◆ Challenge: Copy each record exactly as it reads, leaving out any pictures it holds.
-.-.-
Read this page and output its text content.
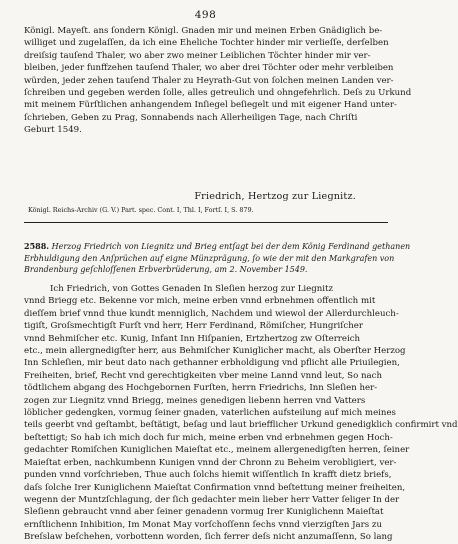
498
Königl. Mayeſt. ans ſondern Königl. Gnaden mir und meinen Erben Gnädiglich be-
williget und zugelaſſen, da ich eine Eheliche Tochter hinder mir verlieſſe, derſelben
dreiſsig tauſend Thaler, wo aber zwo meiner Leiblichen Töchter hinder mir ver-
bleiben, jeder funffzehen tauſend Thaler, wo aber drei Töchter oder mehr verbleiben
würden, jeder zehen tauſend Thaler zu Heyrath-Gut von ſolchen meinen Landen ver-
ſchreiben und gegeben werden ſolle, alles getreulich und ohngefehrlich. Deſs zu Urkund
mit meinem Fürſtlichen anhangendem Inſiegel beſiegelt und mit eigener Hand unter-
ſchrieben, Geben zu Prag, Sonnabends nach Allerheiligen Tage, nach Chriſti
Geburt 1549.
Friedrich, Hertzog zur Liegnitz.
Königl. Reichs-Archiv (G. V.) Part. spec. Cont. I, Thl. I, Fortſ. I, S. 879.
2588. Herzog Friedrich von Liegnitz und Brieg entſagt bei der dem König Ferdinand gethanen
Erbhuldigung den Anſprüchen auf eigne Münzprägung, ſo wie der mit den Markgrafen von
Brandenburg geſchloſſenen Erbverbrüderung, am 2. November 1549.
Ich Friedrich, von Gottes Genaden In Sleſien herzog zur Liegnitz
vnnd Briegg etc. Bekenne vor mich, meine erben vnnd erbnehmen offentlich mit
dieſſem brief vnnd thue kundt menniglich, Nachdem und wiewol der Allerdurchleuch-
tigiſt, Groſsmechtigſt Furſt vnd herr, Herr Ferdinand, Römiſcher, Hungriſcher
vnnd Behmiſcher etc. Kunig, Infant Inn Hiſpanien, Ertzhertzog zw Oſterreich
etc., mein allergnedigſter herr, aus Behmiſcher Kuniglicher macht, als Oberſter Herzog
Inn Schleſien, mir beut dato nach gethanner erbholdigung vnd pflicht alle Priuilegien,
Freiheiten, brief, Recht vnd gerechtigkeiten vber meine Lannd vnnd leut, So nach
tödtlichem abgang des Hochgebornen Furſten, herrn Friedrichs, Inn Sleſien her-
zogen zur Liegnitz vnnd Briegg, meines genedigen liebenn herren vnd Vatters
löblicher gedengken, vormug ſeiner gnaden, vaterlichen aufsteilung auf mich meines
teils geerbt vnd geſtambt, beſtätigt, beſag und laut briefflicher Urkund genedigklich confirmirt vnd
beſtettigt; So hab ich mich doch fur mich, meine erben vnd erbnehmen gegen Hoch-
gedachter Romiſchen Kuniglichen Maieſtat etc., meinem allergenedigſten herren, ſeiner
Maieſtat erben, nachkumbenn Kunigen vnnd der Chronn zu Beheim verobligiert, ver-
punden vnnd vorſchrieben, Thue auch ſolchs hiemit wiſſentlich In krafft dietz briefs,
daſs ſolche Irer Kuniglichenn Maieſtat Confirmation vnnd beſtettung meiner freiheiten,
wegenn der Muntzſchlagung, der ſich gedachter mein lieber herr Vatter ſeliger In der
Sleſienn gebraucht vnnd aber ſeiner genadenn vormug Irer Kuniglichenn Maieſtat
ernſtlichenn Inhibition, Im Monat May vorſchoſſenn ſechs vnnd vierzigſten Jars zu
Breſslaw beſchehen, vorbottenn worden, ſich ferrer deſs nicht anzumaſſenn, So lang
-.-.-
◆ The answer:
Read this page and output its text content.
498
Königl. Mayeſt. ans ſondern Königl. Gnaden mir und meinen Erben Gnädiglich be-
williget und zugelaſſen, da ich eine Eheliche Tochter hinder mir verlieſſe, derſelben
dreiſsig tauſend Thaler, wo aber zwo meiner Leiblichen Töchter hinder mir ver-
bleiben, jeder funffzehen tauſend Thaler, wo aber drei Töchter oder mehr verbleiben
würden, jeder zehen tauſend Thaler zu Heyrath-Gut von ſolchen meinen Landen ver-
ſchreiben und gegeben werden ſolle, alles getreulich und ohngefehrlich. Deſs zu Urkund
mit meinem Fürſtlichen anhangendem Inſiegel beſiegelt und mit eigener Hand unter-
ſchrieben, Geben zu Prag, Sonnabends nach Allerheiligen Tage, nach Chriſti
Geburt 1549.
Friedrich, Hertzog zur Liegnitz.
Königl. Reichs-Archiv (G. V.) Part. spec. Cont. I, Thl. I, Fortſ. I, S. 879.
2588. Herzog Friedrich von Liegnitz und Brieg entſagt bei der dem König Ferdinand gethanen
Erbhuldigung den Anſprüchen auf eigne Münzprägung, ſo wie der mit den Markgrafen von
Brandenburg geſchloſſenen Erbverbrüderung, am 2. November 1549.
Ich Friedrich, von Gottes Genaden In Sleſien herzog zur Liegnitz
vnnd Briegg etc. Bekenne vor mich, meine erben vnnd erbnehmen offentlich mit
dieſſem brief vnnd thue kundt menniglich, Nachdem und wiewol der Allerdurchleuch-
tigiſt, Groſsmechtigſt Furſt vnd herr, Herr Ferdinand, Römiſcher, Hungriſcher
vnnd Behmiſcher etc. Kunig, Infant Inn Hiſpanien, Ertzhertzog zw Oſterreich
etc., mein allergnedigſter herr, aus Behmiſcher Kuniglicher macht, als Oberſter Herzog
Inn Schleſien, mir beut dato nach gethanner erbholdigung vnd pflicht alle Priuilegien,
Freiheiten, brief, Recht vnd gerechtigkeiten vber meine Lannd vnnd leut, So nach
tödtlichem abgang des Hochgebornen Furſten, herrn Friedrichs, Inn Sleſien her-
zogen zur Liegnitz vnnd Briegg, meines genedigen liebenn herren vnd Vatters
löblicher gedengken, vormug ſeiner gnaden, vaterlichen aufsteilung auf mich meines
teils geerbt vnd geſtambt, beſtätigt, beſag und laut briefflicher Urkund genedigklich confirmirt vnd
beſtettigt; So hab ich mich doch fur mich, meine erben vnd erbnehmen gegen Hoch-
gedachter Romiſchen Kuniglichen Maieſtat etc., meinem allergenedigſten herren, ſeiner
Maieſtat erben, nachkumbenn Kunigen vnnd der Chronn zu Beheim verobligiert, ver-
punden vnnd vorſchrieben, Thue auch ſolchs hiemit wiſſentlich In krafft dietz briefs,
daſs ſolche Irer Kuniglichenn Maieſtat Confirmation vnnd beſtettung meiner freiheiten,
wegenn der Muntzſchlagung, der ſich gedachter mein lieber herr Vatter ſeliger In der
Sleſienn gebraucht vnnd aber ſeiner genadenn vormug Irer Kuniglichenn Maieſtat
ernſtlichenn Inhibition, Im Monat May vorſchoſſenn ſechs vnnd vierzigſten Jars zu
Breſslaw beſchehen, vorbottenn worden, ſich ferrer deſs nicht anzumaſſenn, So lang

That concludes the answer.